* _Problem requirements_: Beneath this sentence is a set of records; write each of them out exactly.
-- begin Available data --
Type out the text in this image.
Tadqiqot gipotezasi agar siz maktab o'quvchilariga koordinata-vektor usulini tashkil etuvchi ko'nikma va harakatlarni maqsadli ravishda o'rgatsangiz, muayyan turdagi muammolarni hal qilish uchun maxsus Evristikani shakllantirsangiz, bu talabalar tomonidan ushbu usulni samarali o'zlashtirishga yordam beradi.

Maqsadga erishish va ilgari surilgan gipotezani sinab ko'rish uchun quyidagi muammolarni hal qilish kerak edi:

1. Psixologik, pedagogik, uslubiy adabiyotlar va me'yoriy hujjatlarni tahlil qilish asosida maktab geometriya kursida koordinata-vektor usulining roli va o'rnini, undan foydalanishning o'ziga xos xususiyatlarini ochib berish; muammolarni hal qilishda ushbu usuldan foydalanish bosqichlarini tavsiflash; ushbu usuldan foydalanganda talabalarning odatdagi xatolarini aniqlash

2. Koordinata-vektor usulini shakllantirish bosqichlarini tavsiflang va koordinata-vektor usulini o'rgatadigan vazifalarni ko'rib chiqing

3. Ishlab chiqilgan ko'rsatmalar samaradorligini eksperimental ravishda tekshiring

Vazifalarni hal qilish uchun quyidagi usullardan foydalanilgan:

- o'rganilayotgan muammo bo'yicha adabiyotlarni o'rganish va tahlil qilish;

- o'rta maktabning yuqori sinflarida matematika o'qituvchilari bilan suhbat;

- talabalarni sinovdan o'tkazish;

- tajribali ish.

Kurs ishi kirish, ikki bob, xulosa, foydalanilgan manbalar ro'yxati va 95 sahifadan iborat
-- end Available data --
* _Solution to this task_:
Type out the text in this image.
Tadqiqot gipotezasi agar siz maktab o'quvchilariga koordinata-vektor usulini tashkil etuvchi ko'nikma va harakatlarni maqsadli ravishda o'rgatsangiz, muayyan turdagi muammolarni hal qilish uchun maxsus Evristikani shakllantirsangiz, bu talabalar tomonidan ushbu usulni samarali o'zlashtirishga yordam beradi.

Maqsadga erishish va ilgari surilgan gipotezani sinab ko'rish uchun quyidagi muammolarni hal qilish kerak edi:

1. Psixologik, pedagogik, uslubiy adabiyotlar va me'yoriy hujjatlarni tahlil qilish asosida maktab geometriya kursida koordinata-vektor usulining roli va o'rnini, undan foydalanishning o'ziga xos xususiyatlarini ochib berish; muammolarni hal qilishda ushbu usuldan foydalanish bosqichlarini tavsiflash; ushbu usuldan foydalanganda talabalarning odatdagi xatolarini aniqlash

2. Koordinata-vektor usulini shakllantirish bosqichlarini tavsiflang va koordinata-vektor usulini o'rgatadigan vazifalarni ko'rib chiqing

3. Ishlab chiqilgan ko'rsatmalar samaradorligini eksperimental ravishda tekshiring

Vazifalarni hal qilish uchun quyidagi usullardan foydalanilgan:

- o'rganilayotgan muammo bo'yicha adabiyotlarni o'rganish va tahlil qilish;

- o'rta maktabning yuqori sinflarida matematika o'qituvchilari bilan suhbat;

- talabalarni sinovdan o'tkazish;

- tajribali ish.

Kurs ishi kirish, ikki bob, xulosa, foydalanilgan manbalar ro'yxati va 95 sahifadan iborat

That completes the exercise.